▸ **The task**
Each line that holds the word "Light" counts once; report the total and nothing else.

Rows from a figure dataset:
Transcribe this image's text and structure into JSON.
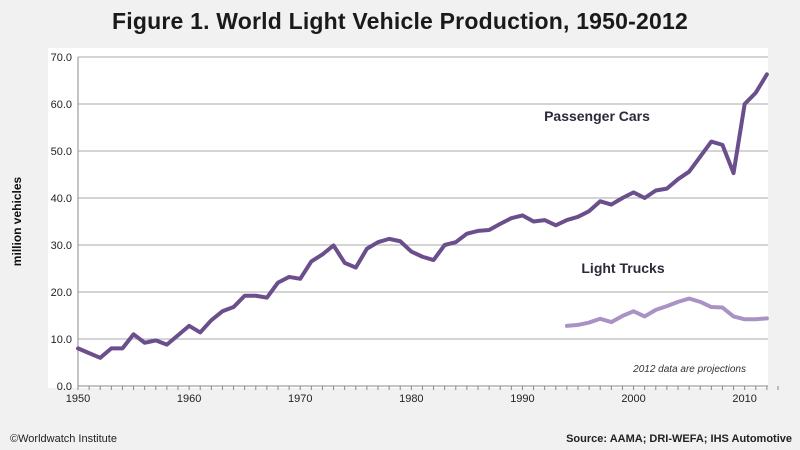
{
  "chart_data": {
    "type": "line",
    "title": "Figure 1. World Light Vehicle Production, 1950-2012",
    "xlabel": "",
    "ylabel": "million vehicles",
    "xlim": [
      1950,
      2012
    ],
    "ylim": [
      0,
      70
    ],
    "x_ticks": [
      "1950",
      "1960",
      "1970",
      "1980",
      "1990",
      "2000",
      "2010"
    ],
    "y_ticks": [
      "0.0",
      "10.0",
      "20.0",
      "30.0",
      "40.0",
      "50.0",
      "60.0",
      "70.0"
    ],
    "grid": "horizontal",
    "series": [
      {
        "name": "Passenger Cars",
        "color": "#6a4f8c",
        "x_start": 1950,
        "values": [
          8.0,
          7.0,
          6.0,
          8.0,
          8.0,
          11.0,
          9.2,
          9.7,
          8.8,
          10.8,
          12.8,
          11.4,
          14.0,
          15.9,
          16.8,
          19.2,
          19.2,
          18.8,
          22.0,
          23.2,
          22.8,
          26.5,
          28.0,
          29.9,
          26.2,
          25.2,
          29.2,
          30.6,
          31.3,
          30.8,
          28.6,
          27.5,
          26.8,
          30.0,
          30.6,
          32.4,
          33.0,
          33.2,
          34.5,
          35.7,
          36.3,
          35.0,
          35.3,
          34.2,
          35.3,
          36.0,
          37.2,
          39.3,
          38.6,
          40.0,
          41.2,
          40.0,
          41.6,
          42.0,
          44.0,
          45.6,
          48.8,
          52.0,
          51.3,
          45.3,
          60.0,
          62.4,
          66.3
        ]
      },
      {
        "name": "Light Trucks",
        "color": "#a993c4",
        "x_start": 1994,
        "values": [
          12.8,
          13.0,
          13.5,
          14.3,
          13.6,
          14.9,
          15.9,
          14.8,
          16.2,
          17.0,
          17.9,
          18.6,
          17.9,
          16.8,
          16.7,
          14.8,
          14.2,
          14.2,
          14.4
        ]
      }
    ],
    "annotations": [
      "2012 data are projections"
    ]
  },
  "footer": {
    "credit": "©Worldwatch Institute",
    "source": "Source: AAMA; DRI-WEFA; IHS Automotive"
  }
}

...

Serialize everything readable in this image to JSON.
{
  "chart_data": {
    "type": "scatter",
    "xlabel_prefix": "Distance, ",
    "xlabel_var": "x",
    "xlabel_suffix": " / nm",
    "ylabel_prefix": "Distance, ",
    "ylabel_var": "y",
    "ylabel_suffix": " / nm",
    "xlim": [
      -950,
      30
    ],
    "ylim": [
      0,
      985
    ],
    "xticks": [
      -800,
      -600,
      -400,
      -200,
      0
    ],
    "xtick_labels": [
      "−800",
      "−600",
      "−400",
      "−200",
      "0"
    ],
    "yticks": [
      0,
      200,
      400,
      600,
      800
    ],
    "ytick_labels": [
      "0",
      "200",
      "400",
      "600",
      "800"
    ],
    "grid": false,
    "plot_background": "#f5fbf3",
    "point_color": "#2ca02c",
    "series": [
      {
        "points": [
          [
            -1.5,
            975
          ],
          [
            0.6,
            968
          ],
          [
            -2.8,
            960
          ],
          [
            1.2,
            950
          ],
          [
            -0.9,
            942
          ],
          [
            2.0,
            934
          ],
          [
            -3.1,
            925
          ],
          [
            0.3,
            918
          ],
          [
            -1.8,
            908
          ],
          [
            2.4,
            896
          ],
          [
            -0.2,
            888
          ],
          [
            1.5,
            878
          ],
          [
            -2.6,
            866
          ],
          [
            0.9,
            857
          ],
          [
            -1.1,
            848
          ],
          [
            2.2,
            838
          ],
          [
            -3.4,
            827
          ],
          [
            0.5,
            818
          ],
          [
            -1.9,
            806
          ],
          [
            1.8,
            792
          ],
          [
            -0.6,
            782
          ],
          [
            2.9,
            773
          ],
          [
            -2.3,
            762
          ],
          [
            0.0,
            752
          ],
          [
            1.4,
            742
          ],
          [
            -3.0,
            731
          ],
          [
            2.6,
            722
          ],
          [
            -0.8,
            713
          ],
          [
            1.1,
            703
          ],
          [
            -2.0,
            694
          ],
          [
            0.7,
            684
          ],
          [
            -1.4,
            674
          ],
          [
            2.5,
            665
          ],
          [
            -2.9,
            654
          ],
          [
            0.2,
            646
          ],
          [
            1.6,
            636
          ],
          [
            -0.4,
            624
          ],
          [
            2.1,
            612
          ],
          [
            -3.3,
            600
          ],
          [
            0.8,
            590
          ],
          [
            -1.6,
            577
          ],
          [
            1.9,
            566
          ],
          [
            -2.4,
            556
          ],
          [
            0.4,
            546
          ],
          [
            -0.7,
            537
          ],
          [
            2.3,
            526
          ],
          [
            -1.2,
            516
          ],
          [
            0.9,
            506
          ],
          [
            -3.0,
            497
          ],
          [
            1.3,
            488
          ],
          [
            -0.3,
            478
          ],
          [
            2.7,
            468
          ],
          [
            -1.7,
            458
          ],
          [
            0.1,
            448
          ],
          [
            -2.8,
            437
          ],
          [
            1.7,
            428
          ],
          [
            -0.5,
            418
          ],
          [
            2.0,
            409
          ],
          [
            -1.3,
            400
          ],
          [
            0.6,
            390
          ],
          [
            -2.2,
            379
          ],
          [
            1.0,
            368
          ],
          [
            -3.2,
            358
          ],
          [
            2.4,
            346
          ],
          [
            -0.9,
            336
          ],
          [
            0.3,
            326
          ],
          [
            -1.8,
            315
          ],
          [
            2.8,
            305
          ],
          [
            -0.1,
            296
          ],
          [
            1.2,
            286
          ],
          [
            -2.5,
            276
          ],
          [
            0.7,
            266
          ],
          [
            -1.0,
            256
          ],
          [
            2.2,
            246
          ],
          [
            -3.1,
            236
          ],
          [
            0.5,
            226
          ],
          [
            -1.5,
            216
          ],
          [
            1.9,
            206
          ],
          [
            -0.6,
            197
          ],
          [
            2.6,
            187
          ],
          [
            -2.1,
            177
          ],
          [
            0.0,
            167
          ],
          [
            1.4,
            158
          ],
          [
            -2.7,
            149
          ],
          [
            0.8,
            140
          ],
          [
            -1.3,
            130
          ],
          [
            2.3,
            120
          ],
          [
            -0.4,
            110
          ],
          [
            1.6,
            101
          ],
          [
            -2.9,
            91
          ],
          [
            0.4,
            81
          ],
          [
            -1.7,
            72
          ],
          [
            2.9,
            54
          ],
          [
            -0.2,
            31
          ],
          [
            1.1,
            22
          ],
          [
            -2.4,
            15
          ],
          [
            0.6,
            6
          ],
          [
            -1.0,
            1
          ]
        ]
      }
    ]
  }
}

▸ **Reply to the exercise**
2